• Directions: Leave out any picture and return the remaining listing below exactly as given.

⟨

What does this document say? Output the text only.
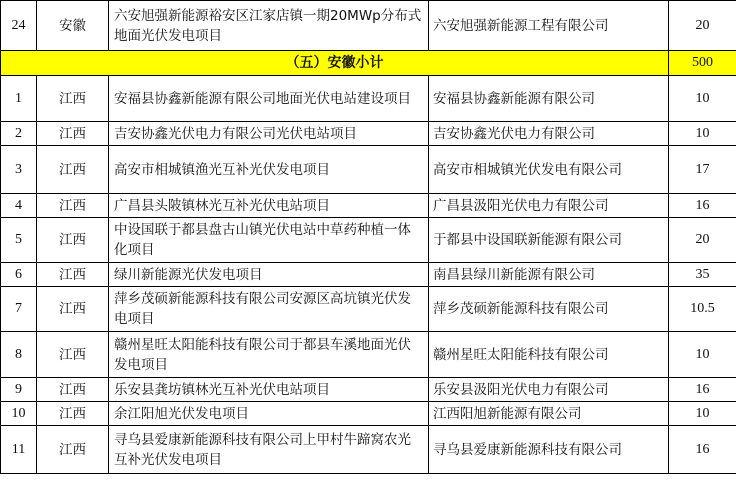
24	安徽	六安旭强新能源裕安区江家店镇一期20MWp分布式地面光伏发电项目	六安旭强新能源工程有限公司	20
（五）安徽小计				500
1	江西	安福县协鑫新能源有限公司地面光伏电站建设项目	安福县协鑫新能源有限公司	10
2	江西	吉安协鑫光伏电力有限公司光伏电站项目	吉安协鑫光伏电力有限公司	10
3	江西	高安市相城镇渔光互补光伏发电项目	高安市相城镇光伏发电有限公司	17
4	江西	广昌县头陂镇林光互补光伏电站项目	广昌县汲阳光伏电力有限公司	16
5	江西	中设国联于都县盘古山镇光伏电站中草药种植一体化项目	于都县中设国联新能源有限公司	20
6	江西	绿川新能源光伏发电项目	南昌县绿川新能源有限公司	35
7	江西	萍乡茂硕新能源科技有限公司安源区高坑镇光伏发电项目	萍乡茂硕新能源科技有限公司	10.5
8	江西	赣州星旺太阳能科技有限公司于都县车溪地面光伏发电项目	赣州星旺太阳能科技有限公司	10
9	江西	乐安县龚坊镇林光互补光伏电站项目	乐安县汲阳光伏电力有限公司	16
10	江西	余江阳旭光伏发电项目	江西阳旭新能源有限公司	10
11	江西	寻乌县爱康新能源科技有限公司上甲村牛蹄窝农光互补光伏发电项目	寻乌县爱康新能源科技有限公司	16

⟩

• Final answer:
What does this document say? Output the text only.
24	安徽	六安旭强新能源裕安区江家店镇一期20MWp分布式地面光伏发电项目	六安旭强新能源工程有限公司	20
（五）安徽小计				500
1	江西	安福县协鑫新能源有限公司地面光伏电站建设项目	安福县协鑫新能源有限公司	10
2	江西	吉安协鑫光伏电力有限公司光伏电站项目	吉安协鑫光伏电力有限公司	10
3	江西	高安市相城镇渔光互补光伏发电项目	高安市相城镇光伏发电有限公司	17
4	江西	广昌县头陂镇林光互补光伏电站项目	广昌县汲阳光伏电力有限公司	16
5	江西	中设国联于都县盘古山镇光伏电站中草药种植一体化项目	于都县中设国联新能源有限公司	20
6	江西	绿川新能源光伏发电项目	南昌县绿川新能源有限公司	35
7	江西	萍乡茂硕新能源科技有限公司安源区高坑镇光伏发电项目	萍乡茂硕新能源科技有限公司	10.5
8	江西	赣州星旺太阳能科技有限公司于都县车溪地面光伏发电项目	赣州星旺太阳能科技有限公司	10
9	江西	乐安县龚坊镇林光互补光伏电站项目	乐安县汲阳光伏电力有限公司	16
10	江西	余江阳旭光伏发电项目	江西阳旭新能源有限公司	10
11	江西	寻乌县爱康新能源科技有限公司上甲村牛蹄窝农光互补光伏发电项目	寻乌县爱康新能源科技有限公司	16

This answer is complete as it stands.